What the task asks:
Restate each line of the listing exactly, without carrying over any pictures.

[Data records]
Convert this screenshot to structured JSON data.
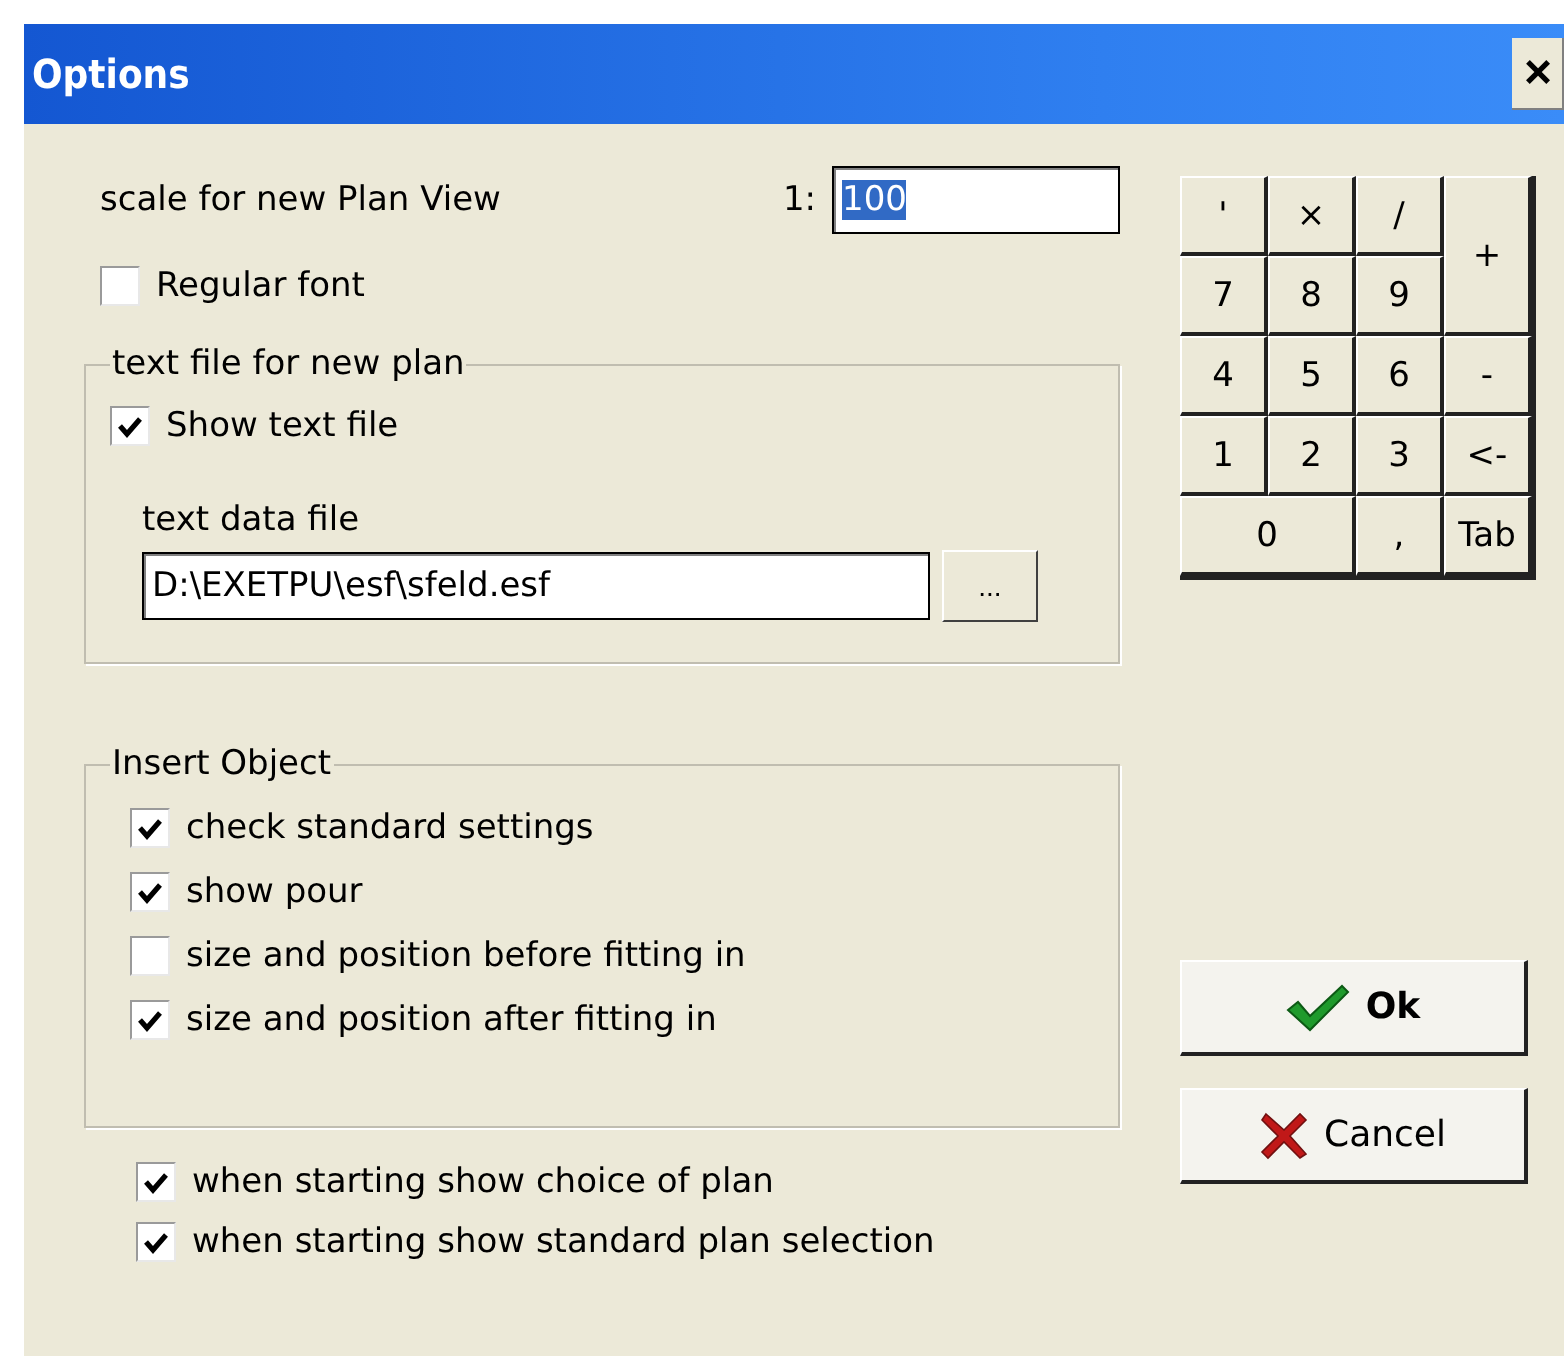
{
  "window": {
    "title": "Options",
    "close": "×"
  },
  "scale": {
    "label": "scale for new Plan View",
    "prefix": "1:",
    "value": "100",
    "selected": true
  },
  "regular_font": {
    "label": "Regular font",
    "checked": false
  },
  "text_file_group": {
    "title": "text file for new plan",
    "show_text_file": {
      "label": "Show text file",
      "checked": true
    },
    "file_label": "text data file",
    "file_value": "D:\\EXETPU\\esf\\sfeld.esf",
    "browse": "..."
  },
  "insert_object": {
    "title": "Insert Object",
    "options": [
      {
        "label": "check standard settings",
        "checked": true
      },
      {
        "label": "show pour",
        "checked": true
      },
      {
        "label": "size and position before fitting in",
        "checked": false
      },
      {
        "label": "size and position after fitting in",
        "checked": true
      }
    ]
  },
  "startup_options": [
    {
      "label": "when starting show choice of plan",
      "checked": true
    },
    {
      "label": "when starting show standard plan selection",
      "checked": true
    }
  ],
  "keypad": [
    {
      "label": "'",
      "kind": "normal"
    },
    {
      "label": "×",
      "kind": "normal"
    },
    {
      "label": "/",
      "kind": "normal"
    },
    {
      "label": "+",
      "kind": "tall"
    },
    {
      "label": "7",
      "kind": "normal"
    },
    {
      "label": "8",
      "kind": "normal"
    },
    {
      "label": "9",
      "kind": "normal"
    },
    {
      "label": "4",
      "kind": "normal"
    },
    {
      "label": "5",
      "kind": "normal"
    },
    {
      "label": "6",
      "kind": "normal"
    },
    {
      "label": "-",
      "kind": "normal"
    },
    {
      "label": "1",
      "kind": "normal"
    },
    {
      "label": "2",
      "kind": "normal"
    },
    {
      "label": "3",
      "kind": "normal"
    },
    {
      "label": "<-",
      "kind": "normal"
    },
    {
      "label": "0",
      "kind": "wide"
    },
    {
      "label": ",",
      "kind": "normal"
    },
    {
      "label": "Tab",
      "kind": "normal"
    }
  ],
  "buttons": [
    {
      "label": "Ok",
      "kind": "ok"
    },
    {
      "label": "Cancel",
      "kind": "cancel"
    }
  ]
}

Finished task:
Convert this screenshot to structured JSON data.
{
  "window": {
    "title": "Options",
    "close": "×"
  },
  "scale": {
    "label": "scale for new Plan View",
    "prefix": "1:",
    "value": "100",
    "selected": true
  },
  "regular_font": {
    "label": "Regular font",
    "checked": false
  },
  "text_file_group": {
    "title": "text file for new plan",
    "show_text_file": {
      "label": "Show text file",
      "checked": true
    },
    "file_label": "text data file",
    "file_value": "D:\\EXETPU\\esf\\sfeld.esf",
    "browse": "..."
  },
  "insert_object": {
    "title": "Insert Object",
    "options": [
      {
        "label": "check standard settings",
        "checked": true
      },
      {
        "label": "show pour",
        "checked": true
      },
      {
        "label": "size and position before fitting in",
        "checked": false
      },
      {
        "label": "size and position after fitting in",
        "checked": true
      }
    ]
  },
  "startup_options": [
    {
      "label": "when starting show choice of plan",
      "checked": true
    },
    {
      "label": "when starting show standard plan selection",
      "checked": true
    }
  ],
  "keypad": [
    {
      "label": "'",
      "kind": "normal"
    },
    {
      "label": "×",
      "kind": "normal"
    },
    {
      "label": "/",
      "kind": "normal"
    },
    {
      "label": "+",
      "kind": "tall"
    },
    {
      "label": "7",
      "kind": "normal"
    },
    {
      "label": "8",
      "kind": "normal"
    },
    {
      "label": "9",
      "kind": "normal"
    },
    {
      "label": "4",
      "kind": "normal"
    },
    {
      "label": "5",
      "kind": "normal"
    },
    {
      "label": "6",
      "kind": "normal"
    },
    {
      "label": "-",
      "kind": "normal"
    },
    {
      "label": "1",
      "kind": "normal"
    },
    {
      "label": "2",
      "kind": "normal"
    },
    {
      "label": "3",
      "kind": "normal"
    },
    {
      "label": "<-",
      "kind": "normal"
    },
    {
      "label": "0",
      "kind": "wide"
    },
    {
      "label": ",",
      "kind": "normal"
    },
    {
      "label": "Tab",
      "kind": "normal"
    }
  ],
  "buttons": [
    {
      "label": "Ok",
      "kind": "ok"
    },
    {
      "label": "Cancel",
      "kind": "cancel"
    }
  ]
}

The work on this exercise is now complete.